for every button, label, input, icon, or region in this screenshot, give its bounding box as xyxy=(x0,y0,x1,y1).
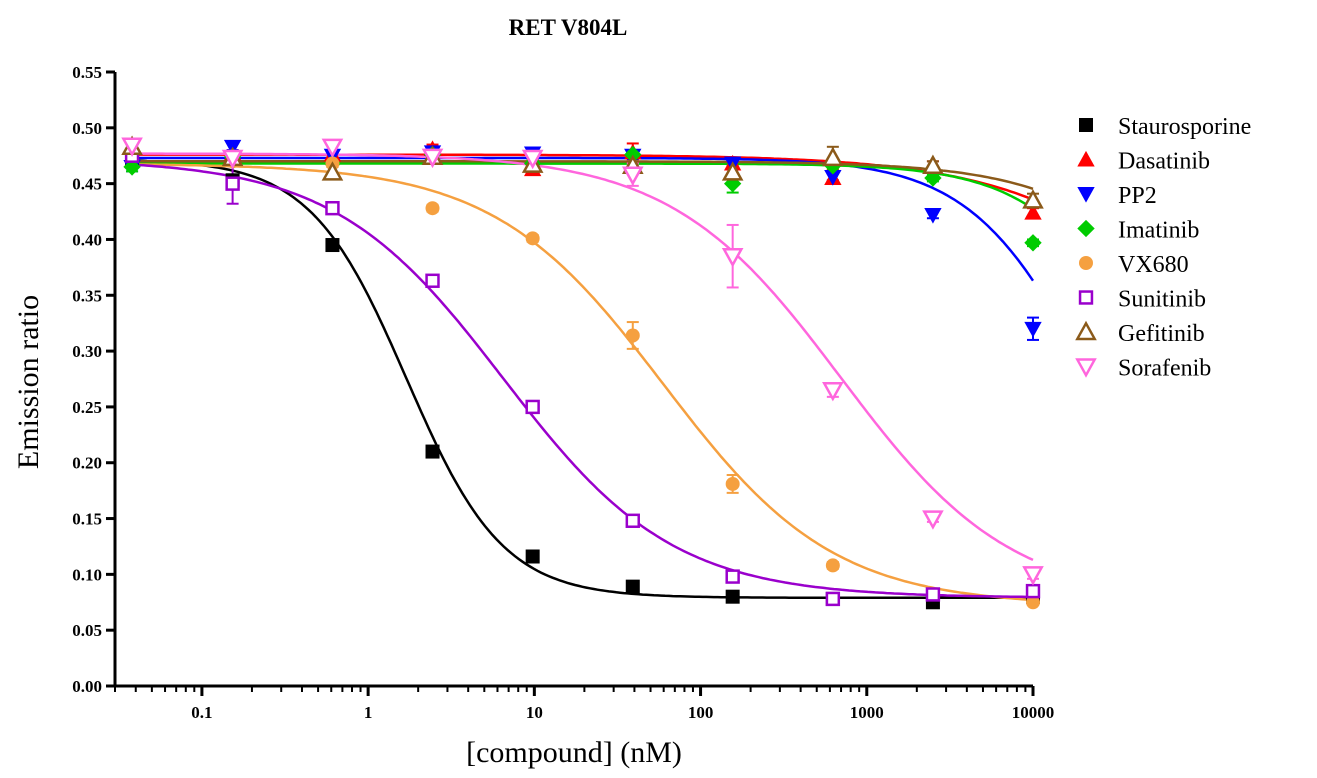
data-point-marker xyxy=(725,476,740,491)
axes xyxy=(113,72,1033,688)
data-point-marker xyxy=(1024,234,1042,252)
data-point-marker xyxy=(922,154,944,174)
data-point-marker xyxy=(1024,203,1042,220)
data-point-marker xyxy=(425,444,440,459)
x-tick-label: 10000 xyxy=(1012,703,1055,722)
legend-label: PP2 xyxy=(1118,183,1157,209)
data-point-marker xyxy=(525,549,540,564)
y-tick-label: 0.40 xyxy=(72,230,102,249)
data-point-marker xyxy=(621,166,644,186)
data-point-marker xyxy=(721,248,744,268)
data-point-marker xyxy=(625,513,640,528)
fit-curve xyxy=(132,160,1034,190)
data-point-marker xyxy=(525,231,540,246)
data-point-marker xyxy=(825,591,841,607)
legend-marker xyxy=(1079,118,1093,132)
data-point-marker xyxy=(1022,566,1044,586)
data-point-marker xyxy=(1024,321,1042,338)
fit-curve xyxy=(132,163,1034,602)
legend-label: Staurosporine xyxy=(1118,114,1251,140)
data-point-marker xyxy=(121,137,143,157)
legend-label: Sorafenib xyxy=(1118,356,1211,382)
data-point-marker xyxy=(1025,583,1041,599)
data-point-marker xyxy=(421,148,444,169)
legend-marker xyxy=(1079,256,1093,270)
data-point-marker xyxy=(924,207,942,224)
data-markers xyxy=(121,135,1044,610)
data-point-marker xyxy=(325,200,340,216)
legend-marker xyxy=(1075,358,1097,378)
legend-label: Gefitinib xyxy=(1118,321,1205,347)
legend: Staurosporine Dasatinib PP2 Imatinib VX680 Su… xyxy=(1075,114,1251,382)
chart-title: RET V804L xyxy=(509,15,628,40)
y-tick-label: 0.10 xyxy=(72,565,102,584)
data-point-marker xyxy=(525,399,540,415)
data-point-marker xyxy=(824,169,842,186)
error-bars xyxy=(126,137,1039,606)
data-point-marker xyxy=(1026,595,1040,610)
legend-label: Sunitinib xyxy=(1118,287,1206,313)
data-point-marker xyxy=(625,328,640,343)
legend-marker xyxy=(1077,187,1095,203)
fit-curve xyxy=(132,159,1033,600)
y-tick-label: 0.20 xyxy=(72,454,102,473)
fit-curve xyxy=(132,156,1035,282)
y-axis-ticks: 0.00 0.05 0.10 0.15 0.20 0.25 0.30 0.35 0.40 0.45… xyxy=(72,63,115,696)
y-tick-label: 0.05 xyxy=(72,621,102,640)
y-tick-label: 0.15 xyxy=(72,510,102,529)
data-point-marker xyxy=(521,149,544,170)
legend-marker xyxy=(1075,320,1097,341)
data-point-marker xyxy=(321,161,344,181)
y-axis-label: Emission ratio xyxy=(12,295,45,469)
x-axis-label: [compound] (nM) xyxy=(466,736,682,769)
y-tick-label: 0.50 xyxy=(72,119,102,138)
x-tick-label: 1000 xyxy=(850,703,884,722)
legend-marker xyxy=(1078,290,1094,305)
data-point-marker xyxy=(725,589,740,604)
data-point-marker xyxy=(321,138,344,159)
data-point-marker xyxy=(425,201,440,216)
y-tick-label: 0.30 xyxy=(72,342,102,361)
y-tick-label: 0.00 xyxy=(72,677,102,696)
y-tick-label: 0.45 xyxy=(72,175,102,194)
data-point-marker xyxy=(123,158,141,176)
x-axis-ticks: 0.1 1 10 100 1000 10000 xyxy=(114,686,1055,722)
x-tick-label: 1 xyxy=(364,703,373,722)
legend-marker xyxy=(1077,150,1095,167)
fit-curves xyxy=(132,152,1035,602)
legend-label: Dasatinib xyxy=(1118,149,1210,175)
fit-curve xyxy=(132,162,1034,210)
data-point-marker xyxy=(425,273,440,288)
fit-curve xyxy=(132,163,1034,599)
x-tick-label: 0.1 xyxy=(191,703,212,722)
fit-curve xyxy=(132,152,1034,562)
legend-marker xyxy=(1077,219,1095,238)
data-point-marker xyxy=(225,176,240,191)
data-point-marker xyxy=(221,149,244,170)
data-point-marker xyxy=(825,558,840,573)
data-point-marker xyxy=(822,146,844,167)
data-point-marker xyxy=(922,510,944,530)
data-point-marker xyxy=(925,587,941,602)
y-tick-label: 0.25 xyxy=(72,398,102,417)
data-point-marker xyxy=(725,569,740,584)
x-tick-label: 100 xyxy=(688,703,714,722)
data-point-marker xyxy=(822,381,844,402)
data-point-marker xyxy=(1022,189,1044,209)
data-point-marker xyxy=(325,238,340,253)
data-point-marker xyxy=(625,579,640,594)
legend-label: VX680 xyxy=(1118,252,1189,278)
y-tick-label: 0.55 xyxy=(72,63,102,82)
x-tick-label: 10 xyxy=(526,703,543,722)
y-tick-label: 0.35 xyxy=(72,286,102,305)
legend-label: Imatinib xyxy=(1118,218,1199,244)
data-point-marker xyxy=(721,161,744,181)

## TO DO
Repeat every item above word for word, with the pictures left out.

## ANSWER IN FULL
for every button, label, input, icon, or region in this screenshot, give its bounding box as xyxy=(x0,y0,x1,y1).
data-point-marker xyxy=(725,476,740,491)
axes xyxy=(113,72,1033,688)
data-point-marker xyxy=(1024,234,1042,252)
data-point-marker xyxy=(922,154,944,174)
data-point-marker xyxy=(1024,203,1042,220)
data-point-marker xyxy=(425,444,440,459)
x-tick-label: 10000 xyxy=(1012,703,1055,722)
legend-label: PP2 xyxy=(1118,183,1157,209)
data-point-marker xyxy=(525,549,540,564)
y-tick-label: 0.40 xyxy=(72,230,102,249)
data-point-marker xyxy=(621,166,644,186)
data-point-marker xyxy=(721,248,744,268)
data-point-marker xyxy=(625,513,640,528)
fit-curve xyxy=(132,160,1034,190)
data-point-marker xyxy=(525,231,540,246)
data-point-marker xyxy=(825,591,841,607)
legend-marker xyxy=(1079,118,1093,132)
data-point-marker xyxy=(1022,566,1044,586)
data-point-marker xyxy=(1024,321,1042,338)
fit-curve xyxy=(132,163,1034,602)
legend-label: Staurosporine xyxy=(1118,114,1251,140)
data-point-marker xyxy=(121,137,143,157)
legend-label: Sorafenib xyxy=(1118,356,1211,382)
data-point-marker xyxy=(1025,583,1041,599)
data-point-marker xyxy=(421,148,444,169)
legend-marker xyxy=(1079,256,1093,270)
data-point-marker xyxy=(924,207,942,224)
data-markers xyxy=(121,135,1044,610)
data-point-marker xyxy=(325,200,340,216)
legend-marker xyxy=(1075,358,1097,378)
legend-label: Gefitinib xyxy=(1118,321,1205,347)
legend: Staurosporine Dasatinib PP2 Imatinib VX680 Su… xyxy=(1075,114,1251,382)
chart-title: RET V804L xyxy=(509,15,628,40)
y-tick-label: 0.10 xyxy=(72,565,102,584)
data-point-marker xyxy=(525,399,540,415)
data-point-marker xyxy=(824,169,842,186)
error-bars xyxy=(126,137,1039,606)
data-point-marker xyxy=(1026,595,1040,610)
legend-label: Sunitinib xyxy=(1118,287,1206,313)
data-point-marker xyxy=(625,328,640,343)
legend-marker xyxy=(1077,187,1095,203)
fit-curve xyxy=(132,159,1033,600)
y-tick-label: 0.20 xyxy=(72,454,102,473)
fit-curve xyxy=(132,156,1035,282)
y-axis-ticks: 0.00 0.05 0.10 0.15 0.20 0.25 0.30 0.35 0.40 0.45… xyxy=(72,63,115,696)
y-tick-label: 0.05 xyxy=(72,621,102,640)
y-tick-label: 0.15 xyxy=(72,510,102,529)
data-point-marker xyxy=(521,149,544,170)
legend-marker xyxy=(1075,320,1097,341)
data-point-marker xyxy=(321,161,344,181)
y-axis-label: Emission ratio xyxy=(12,295,45,469)
x-axis-label: [compound] (nM) xyxy=(466,736,682,769)
y-tick-label: 0.50 xyxy=(72,119,102,138)
x-tick-label: 1000 xyxy=(850,703,884,722)
legend-marker xyxy=(1078,290,1094,305)
data-point-marker xyxy=(725,589,740,604)
data-point-marker xyxy=(321,138,344,159)
data-point-marker xyxy=(425,201,440,216)
y-tick-label: 0.30 xyxy=(72,342,102,361)
y-tick-label: 0.00 xyxy=(72,677,102,696)
y-tick-label: 0.45 xyxy=(72,175,102,194)
data-point-marker xyxy=(123,158,141,176)
x-axis-ticks: 0.1 1 10 100 1000 10000 xyxy=(114,686,1055,722)
x-tick-label: 1 xyxy=(364,703,373,722)
legend-marker xyxy=(1077,150,1095,167)
fit-curves xyxy=(132,152,1035,602)
legend-label: Dasatinib xyxy=(1118,149,1210,175)
fit-curve xyxy=(132,162,1034,210)
data-point-marker xyxy=(425,273,440,288)
fit-curve xyxy=(132,163,1034,599)
x-tick-label: 0.1 xyxy=(191,703,212,722)
fit-curve xyxy=(132,152,1034,562)
legend-marker xyxy=(1077,219,1095,238)
data-point-marker xyxy=(225,176,240,191)
data-point-marker xyxy=(221,149,244,170)
data-point-marker xyxy=(825,558,840,573)
data-point-marker xyxy=(822,146,844,167)
data-point-marker xyxy=(922,510,944,530)
data-point-marker xyxy=(925,587,941,602)
y-tick-label: 0.25 xyxy=(72,398,102,417)
data-point-marker xyxy=(725,569,740,584)
x-tick-label: 100 xyxy=(688,703,714,722)
data-point-marker xyxy=(822,381,844,402)
data-point-marker xyxy=(1022,189,1044,209)
data-point-marker xyxy=(325,238,340,253)
data-point-marker xyxy=(625,579,640,594)
legend-label: VX680 xyxy=(1118,252,1189,278)
y-tick-label: 0.55 xyxy=(72,63,102,82)
x-tick-label: 10 xyxy=(526,703,543,722)
y-tick-label: 0.35 xyxy=(72,286,102,305)
legend-label: Imatinib xyxy=(1118,218,1199,244)
data-point-marker xyxy=(721,161,744,181)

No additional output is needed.